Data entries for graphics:
▶

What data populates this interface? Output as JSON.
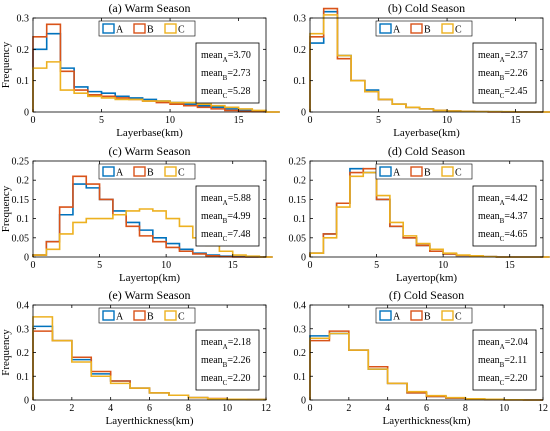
{
  "figure": {
    "background": "#ffffff"
  },
  "legend_colors": {
    "A": "#0072BD",
    "B": "#D95319",
    "C": "#EDB120"
  },
  "chart_data": [
    {
      "type": "line",
      "title": "(a) Warm Season",
      "xlabel": "Layerbase(km)",
      "ylabel": "Frequency",
      "xlim": [
        0,
        17
      ],
      "ylim": [
        0,
        0.3
      ],
      "xticks": [
        0,
        5,
        10,
        15
      ],
      "yticks": [
        0,
        0.1,
        0.2,
        0.3
      ],
      "grid": false,
      "legend_location": "top-center",
      "bin_width": 1,
      "series": [
        {
          "name": "A",
          "color": "#0072BD",
          "values": [
            0.2,
            0.25,
            0.14,
            0.08,
            0.065,
            0.06,
            0.05,
            0.045,
            0.04,
            0.035,
            0.03,
            0.025,
            0.02,
            0.015,
            0.01,
            0.005,
            0.002,
            0
          ]
        },
        {
          "name": "B",
          "color": "#D95319",
          "values": [
            0.24,
            0.28,
            0.13,
            0.07,
            0.055,
            0.05,
            0.045,
            0.04,
            0.035,
            0.03,
            0.025,
            0.02,
            0.015,
            0.01,
            0.005,
            0.002,
            0.001,
            0
          ]
        },
        {
          "name": "C",
          "color": "#EDB120",
          "values": [
            0.14,
            0.16,
            0.07,
            0.06,
            0.05,
            0.045,
            0.04,
            0.04,
            0.035,
            0.035,
            0.03,
            0.03,
            0.025,
            0.02,
            0.015,
            0.01,
            0.005,
            0
          ]
        }
      ],
      "means": {
        "A": "=3.70",
        "B": "=2.73",
        "C": "=5.28"
      }
    },
    {
      "type": "line",
      "title": "(b) Cold Season",
      "xlabel": "Layerbase(km)",
      "ylabel": "",
      "xlim": [
        0,
        17
      ],
      "ylim": [
        0,
        0.3
      ],
      "xticks": [
        0,
        5,
        10,
        15
      ],
      "yticks": [
        0,
        0.1,
        0.2,
        0.3
      ],
      "grid": false,
      "legend_location": "top-center",
      "bin_width": 1,
      "series": [
        {
          "name": "A",
          "color": "#0072BD",
          "values": [
            0.22,
            0.32,
            0.18,
            0.1,
            0.07,
            0.04,
            0.025,
            0.015,
            0.01,
            0.005,
            0.003,
            0.002,
            0.001,
            0.001,
            0,
            0,
            0,
            0
          ]
        },
        {
          "name": "B",
          "color": "#D95319",
          "values": [
            0.24,
            0.33,
            0.17,
            0.1,
            0.065,
            0.04,
            0.025,
            0.015,
            0.01,
            0.005,
            0.003,
            0.002,
            0.001,
            0,
            0,
            0,
            0,
            0
          ]
        },
        {
          "name": "C",
          "color": "#EDB120",
          "values": [
            0.25,
            0.31,
            0.18,
            0.1,
            0.065,
            0.04,
            0.025,
            0.015,
            0.01,
            0.005,
            0.003,
            0.002,
            0.001,
            0.001,
            0.001,
            0,
            0,
            0
          ]
        }
      ],
      "means": {
        "A": "=2.37",
        "B": "=2.26",
        "C": "=2.45"
      }
    },
    {
      "type": "line",
      "title": "(c) Warm Season",
      "xlabel": "Layertop(km)",
      "ylabel": "Frequency",
      "xlim": [
        0,
        17.5
      ],
      "ylim": [
        0,
        0.25
      ],
      "xticks": [
        0,
        5,
        10,
        15
      ],
      "yticks": [
        0,
        0.05,
        0.1,
        0.15,
        0.2,
        0.25
      ],
      "grid": false,
      "legend_location": "top-center",
      "bin_width": 1,
      "series": [
        {
          "name": "A",
          "color": "#0072BD",
          "values": [
            0.005,
            0.04,
            0.11,
            0.19,
            0.18,
            0.15,
            0.12,
            0.09,
            0.07,
            0.05,
            0.035,
            0.02,
            0.01,
            0.005,
            0.002,
            0.001,
            0,
            0
          ]
        },
        {
          "name": "B",
          "color": "#D95319",
          "values": [
            0.005,
            0.04,
            0.13,
            0.21,
            0.19,
            0.15,
            0.11,
            0.08,
            0.055,
            0.04,
            0.025,
            0.015,
            0.008,
            0.003,
            0.001,
            0,
            0,
            0
          ]
        },
        {
          "name": "C",
          "color": "#EDB120",
          "values": [
            0.005,
            0.02,
            0.06,
            0.09,
            0.1,
            0.1,
            0.11,
            0.12,
            0.125,
            0.12,
            0.1,
            0.08,
            0.05,
            0.03,
            0.015,
            0.005,
            0.002,
            0
          ]
        }
      ],
      "means": {
        "A": "=5.88",
        "B": "=4.99",
        "C": "=7.48"
      }
    },
    {
      "type": "line",
      "title": "(d) Cold Season",
      "xlabel": "Layertop(km)",
      "ylabel": "",
      "xlim": [
        0,
        17.5
      ],
      "ylim": [
        0,
        0.25
      ],
      "xticks": [
        0,
        5,
        10,
        15
      ],
      "yticks": [
        0,
        0.05,
        0.1,
        0.15,
        0.2,
        0.25
      ],
      "grid": false,
      "legend_location": "top-center",
      "bin_width": 1,
      "series": [
        {
          "name": "A",
          "color": "#0072BD",
          "values": [
            0.01,
            0.06,
            0.14,
            0.23,
            0.22,
            0.15,
            0.08,
            0.05,
            0.03,
            0.015,
            0.008,
            0.004,
            0.002,
            0.001,
            0,
            0,
            0,
            0
          ]
        },
        {
          "name": "B",
          "color": "#D95319",
          "values": [
            0.01,
            0.06,
            0.14,
            0.22,
            0.23,
            0.15,
            0.08,
            0.05,
            0.03,
            0.015,
            0.008,
            0.004,
            0.002,
            0.001,
            0,
            0,
            0,
            0
          ]
        },
        {
          "name": "C",
          "color": "#EDB120",
          "values": [
            0.01,
            0.05,
            0.13,
            0.21,
            0.22,
            0.16,
            0.09,
            0.055,
            0.035,
            0.02,
            0.01,
            0.005,
            0.003,
            0.001,
            0,
            0,
            0,
            0
          ]
        }
      ],
      "means": {
        "A": "=4.42",
        "B": "=4.37",
        "C": "=4.65"
      }
    },
    {
      "type": "line",
      "title": "(e) Warm Season",
      "xlabel": "Layerthickness(km)",
      "ylabel": "Frequency",
      "xlim": [
        0,
        12
      ],
      "ylim": [
        0,
        0.4
      ],
      "xticks": [
        0,
        2,
        4,
        6,
        8,
        10,
        12
      ],
      "yticks": [
        0,
        0.1,
        0.2,
        0.3,
        0.4
      ],
      "grid": false,
      "legend_location": "top-center",
      "bin_width": 1,
      "series": [
        {
          "name": "A",
          "color": "#0072BD",
          "values": [
            0.31,
            0.25,
            0.17,
            0.11,
            0.08,
            0.05,
            0.03,
            0.02,
            0.01,
            0.005,
            0.003,
            0.002
          ]
        },
        {
          "name": "B",
          "color": "#D95319",
          "values": [
            0.29,
            0.25,
            0.18,
            0.12,
            0.08,
            0.05,
            0.03,
            0.02,
            0.01,
            0.006,
            0.003,
            0.002
          ]
        },
        {
          "name": "C",
          "color": "#EDB120",
          "values": [
            0.35,
            0.25,
            0.16,
            0.1,
            0.07,
            0.05,
            0.03,
            0.02,
            0.01,
            0.005,
            0.003,
            0.002
          ]
        }
      ],
      "means": {
        "A": "=2.18",
        "B": "=2.26",
        "C": "=2.20"
      }
    },
    {
      "type": "line",
      "title": "(f) Cold Season",
      "xlabel": "Layerthickness(km)",
      "ylabel": "",
      "xlim": [
        0,
        12
      ],
      "ylim": [
        0,
        0.4
      ],
      "xticks": [
        0,
        2,
        4,
        6,
        8,
        10,
        12
      ],
      "yticks": [
        0,
        0.1,
        0.2,
        0.3,
        0.4
      ],
      "grid": false,
      "legend_location": "top-center",
      "bin_width": 1,
      "series": [
        {
          "name": "A",
          "color": "#0072BD",
          "values": [
            0.27,
            0.28,
            0.21,
            0.13,
            0.07,
            0.03,
            0.015,
            0.008,
            0.004,
            0.002,
            0.001,
            0
          ]
        },
        {
          "name": "B",
          "color": "#D95319",
          "values": [
            0.25,
            0.29,
            0.21,
            0.14,
            0.07,
            0.03,
            0.015,
            0.008,
            0.004,
            0.002,
            0.001,
            0
          ]
        },
        {
          "name": "C",
          "color": "#EDB120",
          "values": [
            0.26,
            0.28,
            0.21,
            0.13,
            0.07,
            0.035,
            0.018,
            0.01,
            0.005,
            0.003,
            0.001,
            0
          ]
        }
      ],
      "means": {
        "A": "=2.04",
        "B": "=2.11",
        "C": "=2.20"
      }
    }
  ]
}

◀

Short exercise:
Filter the listing above by the word "Season"; copy each line that passes.

Output for this task:
      "title": "(a) Warm Season",
      "title": "(b) Cold Season",
      "title": "(c) Warm Season",
      "title": "(d) Cold Season",
      "title": "(e) Warm Season",
      "title": "(f) Cold Season",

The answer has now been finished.